- **Dataset rows**
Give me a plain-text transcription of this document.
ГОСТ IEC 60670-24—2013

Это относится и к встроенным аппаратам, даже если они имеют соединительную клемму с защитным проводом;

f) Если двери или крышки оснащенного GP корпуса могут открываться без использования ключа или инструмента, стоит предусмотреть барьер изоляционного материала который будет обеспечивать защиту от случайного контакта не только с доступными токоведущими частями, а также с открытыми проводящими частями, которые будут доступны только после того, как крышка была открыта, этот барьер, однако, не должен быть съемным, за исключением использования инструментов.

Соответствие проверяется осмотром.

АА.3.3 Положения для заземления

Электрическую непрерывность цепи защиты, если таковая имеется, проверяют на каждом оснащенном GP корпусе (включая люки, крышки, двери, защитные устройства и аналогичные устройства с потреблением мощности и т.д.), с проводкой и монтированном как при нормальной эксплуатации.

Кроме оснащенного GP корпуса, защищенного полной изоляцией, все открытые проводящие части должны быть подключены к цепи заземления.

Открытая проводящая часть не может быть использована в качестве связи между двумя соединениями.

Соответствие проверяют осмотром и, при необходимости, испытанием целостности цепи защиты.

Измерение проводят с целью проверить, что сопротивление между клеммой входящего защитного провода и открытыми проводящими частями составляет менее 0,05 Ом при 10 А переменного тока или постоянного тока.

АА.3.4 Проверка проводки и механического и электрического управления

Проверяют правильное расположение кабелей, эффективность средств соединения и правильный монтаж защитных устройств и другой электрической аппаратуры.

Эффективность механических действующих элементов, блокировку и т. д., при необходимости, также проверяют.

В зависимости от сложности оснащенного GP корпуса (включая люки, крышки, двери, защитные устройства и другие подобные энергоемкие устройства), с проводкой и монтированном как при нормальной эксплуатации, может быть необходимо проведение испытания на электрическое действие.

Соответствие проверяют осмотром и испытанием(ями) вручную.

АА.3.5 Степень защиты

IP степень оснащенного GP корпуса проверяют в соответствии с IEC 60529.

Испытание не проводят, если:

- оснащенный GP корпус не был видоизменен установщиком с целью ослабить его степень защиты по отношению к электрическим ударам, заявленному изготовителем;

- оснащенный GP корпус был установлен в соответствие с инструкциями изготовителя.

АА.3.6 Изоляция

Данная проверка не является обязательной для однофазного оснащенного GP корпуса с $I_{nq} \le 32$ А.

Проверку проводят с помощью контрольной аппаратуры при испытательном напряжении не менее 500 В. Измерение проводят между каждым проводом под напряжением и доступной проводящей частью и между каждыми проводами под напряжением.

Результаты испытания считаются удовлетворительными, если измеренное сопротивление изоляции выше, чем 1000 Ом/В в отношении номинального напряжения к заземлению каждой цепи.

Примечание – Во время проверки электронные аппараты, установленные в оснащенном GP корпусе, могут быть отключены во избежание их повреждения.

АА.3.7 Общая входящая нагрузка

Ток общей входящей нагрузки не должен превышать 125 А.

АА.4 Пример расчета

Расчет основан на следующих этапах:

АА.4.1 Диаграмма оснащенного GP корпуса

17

- **The exercise**
Repeat the listing exactly, from its first line to its last.

- **Result for this exercise**
Give me a plain-text transcription of this document.
ГОСТ IEC 60670-24—2013

Это относится и к встроенным аппаратам, даже если они имеют соединительную клемму с защитным проводом;

f) Если двери или крышки оснащенного GP корпуса могут открываться без использования ключа или инструмента, стоит предусмотреть барьер изоляционного материала который будет обеспечивать защиту от случайного контакта не только с доступными токоведущими частями, а также с открытыми проводящими частями, которые будут доступны только после того, как крышка была открыта, этот барьер, однако, не должен быть съемным, за исключением использования инструментов.

Соответствие проверяется осмотром.

АА.3.3 Положения для заземления

Электрическую непрерывность цепи защиты, если таковая имеется, проверяют на каждом оснащенном GP корпусе (включая люки, крышки, двери, защитные устройства и аналогичные устройства с потреблением мощности и т.д.), с проводкой и монтированном как при нормальной эксплуатации.

Кроме оснащенного GP корпуса, защищенного полной изоляцией, все открытые проводящие части должны быть подключены к цепи заземления.

Открытая проводящая часть не может быть использована в качестве связи между двумя соединениями.

Соответствие проверяют осмотром и, при необходимости, испытанием целостности цепи защиты.

Измерение проводят с целью проверить, что сопротивление между клеммой входящего защитного провода и открытыми проводящими частями составляет менее 0,05 Ом при 10 А переменного тока или постоянного тока.

АА.3.4 Проверка проводки и механического и электрического управления

Проверяют правильное расположение кабелей, эффективность средств соединения и правильный монтаж защитных устройств и другой электрической аппаратуры.

Эффективность механических действующих элементов, блокировку и т. д., при необходимости, также проверяют.

В зависимости от сложности оснащенного GP корпуса (включая люки, крышки, двери, защитные устройства и другие подобные энергоемкие устройства), с проводкой и монтированном как при нормальной эксплуатации, может быть необходимо проведение испытания на электрическое действие.

Соответствие проверяют осмотром и испытанием(ями) вручную.

АА.3.5 Степень защиты

IP степень оснащенного GP корпуса проверяют в соответствии с IEC 60529.

Испытание не проводят, если:

- оснащенный GP корпус не был видоизменен установщиком с целью ослабить его степень защиты по отношению к электрическим ударам, заявленному изготовителем;

- оснащенный GP корпус был установлен в соответствие с инструкциями изготовителя.

АА.3.6 Изоляция

Данная проверка не является обязательной для однофазного оснащенного GP корпуса с $I_{nq} \le 32$ А.

Проверку проводят с помощью контрольной аппаратуры при испытательном напряжении не менее 500 В. Измерение проводят между каждым проводом под напряжением и доступной проводящей частью и между каждыми проводами под напряжением.

Результаты испытания считаются удовлетворительными, если измеренное сопротивление изоляции выше, чем 1000 Ом/В в отношении номинального напряжения к заземлению каждой цепи.

Примечание – Во время проверки электронные аппараты, установленные в оснащенном GP корпусе, могут быть отключены во избежание их повреждения.

АА.3.7 Общая входящая нагрузка

Ток общей входящей нагрузки не должен превышать 125 А.

АА.4 Пример расчета

Расчет основан на следующих этапах:

АА.4.1 Диаграмма оснащенного GP корпуса

17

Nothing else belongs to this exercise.